(Collection entries)
#####
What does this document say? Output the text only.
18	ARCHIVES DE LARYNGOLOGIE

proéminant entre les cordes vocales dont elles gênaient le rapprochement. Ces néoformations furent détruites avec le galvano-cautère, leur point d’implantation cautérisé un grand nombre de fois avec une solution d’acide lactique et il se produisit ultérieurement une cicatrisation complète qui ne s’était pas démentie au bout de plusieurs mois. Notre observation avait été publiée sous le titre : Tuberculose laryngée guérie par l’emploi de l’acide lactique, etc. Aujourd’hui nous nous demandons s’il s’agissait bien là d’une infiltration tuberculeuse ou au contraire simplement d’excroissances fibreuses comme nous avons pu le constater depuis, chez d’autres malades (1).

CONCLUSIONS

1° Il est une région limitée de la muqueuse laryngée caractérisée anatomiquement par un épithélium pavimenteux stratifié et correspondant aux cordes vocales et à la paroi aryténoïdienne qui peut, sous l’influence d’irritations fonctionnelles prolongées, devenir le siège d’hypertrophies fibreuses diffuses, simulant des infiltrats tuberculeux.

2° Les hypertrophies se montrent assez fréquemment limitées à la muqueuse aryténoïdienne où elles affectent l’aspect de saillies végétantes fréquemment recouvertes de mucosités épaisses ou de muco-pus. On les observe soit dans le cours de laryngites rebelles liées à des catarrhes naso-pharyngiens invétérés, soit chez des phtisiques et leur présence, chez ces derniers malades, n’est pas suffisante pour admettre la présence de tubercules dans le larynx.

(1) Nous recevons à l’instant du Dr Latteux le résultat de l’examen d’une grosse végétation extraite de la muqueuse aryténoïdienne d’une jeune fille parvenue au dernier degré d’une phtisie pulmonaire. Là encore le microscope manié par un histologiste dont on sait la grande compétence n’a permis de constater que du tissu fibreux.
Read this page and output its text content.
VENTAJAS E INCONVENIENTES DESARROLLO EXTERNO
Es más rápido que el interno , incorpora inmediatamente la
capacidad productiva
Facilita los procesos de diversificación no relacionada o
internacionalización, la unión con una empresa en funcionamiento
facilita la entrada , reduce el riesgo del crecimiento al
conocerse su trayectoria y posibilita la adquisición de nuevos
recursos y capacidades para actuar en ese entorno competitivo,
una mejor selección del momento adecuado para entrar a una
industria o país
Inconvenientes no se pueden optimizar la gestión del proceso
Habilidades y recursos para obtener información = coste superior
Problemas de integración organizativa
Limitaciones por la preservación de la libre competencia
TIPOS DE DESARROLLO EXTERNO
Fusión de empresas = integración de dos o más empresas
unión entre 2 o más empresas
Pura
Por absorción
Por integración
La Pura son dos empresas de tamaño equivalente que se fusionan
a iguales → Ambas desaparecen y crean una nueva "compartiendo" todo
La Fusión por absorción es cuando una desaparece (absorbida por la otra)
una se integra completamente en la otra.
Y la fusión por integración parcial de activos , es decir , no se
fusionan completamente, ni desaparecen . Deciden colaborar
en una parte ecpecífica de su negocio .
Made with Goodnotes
#####
◆ WORK INSTRUCTIONS
Copy the material above verbatim.

◆ REPLY
What does this document say? Output the text only.
18	ARCHIVES DE LARYNGOLOGIE

proéminant entre les cordes vocales dont elles gênaient le rapprochement. Ces néoformations furent détruites avec le galvano-cautère, leur point d’implantation cautérisé un grand nombre de fois avec une solution d’acide lactique et il se produisit ultérieurement une cicatrisation complète qui ne s’était pas démentie au bout de plusieurs mois. Notre observation avait été publiée sous le titre : Tuberculose laryngée guérie par l’emploi de l’acide lactique, etc. Aujourd’hui nous nous demandons s’il s’agissait bien là d’une infiltration tuberculeuse ou au contraire simplement d’excroissances fibreuses comme nous avons pu le constater depuis, chez d’autres malades (1).

CONCLUSIONS

1° Il est une région limitée de la muqueuse laryngée caractérisée anatomiquement par un épithélium pavimenteux stratifié et correspondant aux cordes vocales et à la paroi aryténoïdienne qui peut, sous l’influence d’irritations fonctionnelles prolongées, devenir le siège d’hypertrophies fibreuses diffuses, simulant des infiltrats tuberculeux.

2° Les hypertrophies se montrent assez fréquemment limitées à la muqueuse aryténoïdienne où elles affectent l’aspect de saillies végétantes fréquemment recouvertes de mucosités épaisses ou de muco-pus. On les observe soit dans le cours de laryngites rebelles liées à des catarrhes naso-pharyngiens invétérés, soit chez des phtisiques et leur présence, chez ces derniers malades, n’est pas suffisante pour admettre la présence de tubercules dans le larynx.

(1) Nous recevons à l’instant du Dr Latteux le résultat de l’examen d’une grosse végétation extraite de la muqueuse aryténoïdienne d’une jeune fille parvenue au dernier degré d’une phtisie pulmonaire. Là encore le microscope manié par un histologiste dont on sait la grande compétence n’a permis de constater que du tissu fibreux.
Read this page and output its text content.
VENTAJAS E INCONVENIENTES DESARROLLO EXTERNO
Es más rápido que el interno , incorpora inmediatamente la
capacidad productiva
Facilita los procesos de diversificación no relacionada o
internacionalización, la unión con una empresa en funcionamiento
facilita la entrada , reduce el riesgo del crecimiento al
conocerse su trayectoria y posibilita la adquisición de nuevos
recursos y capacidades para actuar en ese entorno competitivo,
una mejor selección del momento adecuado para entrar a una
industria o país
Inconvenientes no se pueden optimizar la gestión del proceso
Habilidades y recursos para obtener información = coste superior
Problemas de integración organizativa
Limitaciones por la preservación de la libre competencia
TIPOS DE DESARROLLO EXTERNO
Fusión de empresas = integración de dos o más empresas
unión entre 2 o más empresas
Pura
Por absorción
Por integración
La Pura son dos empresas de tamaño equivalente que se fusionan
a iguales → Ambas desaparecen y crean una nueva "compartiendo" todo
La Fusión por absorción es cuando una desaparece (absorbida por la otra)
una se integra completamente en la otra.
Y la fusión por integración parcial de activos , es decir , no se
fusionan completamente, ni desaparecen . Deciden colaborar
en una parte ecpecífica de su negocio .
Made with Goodnotes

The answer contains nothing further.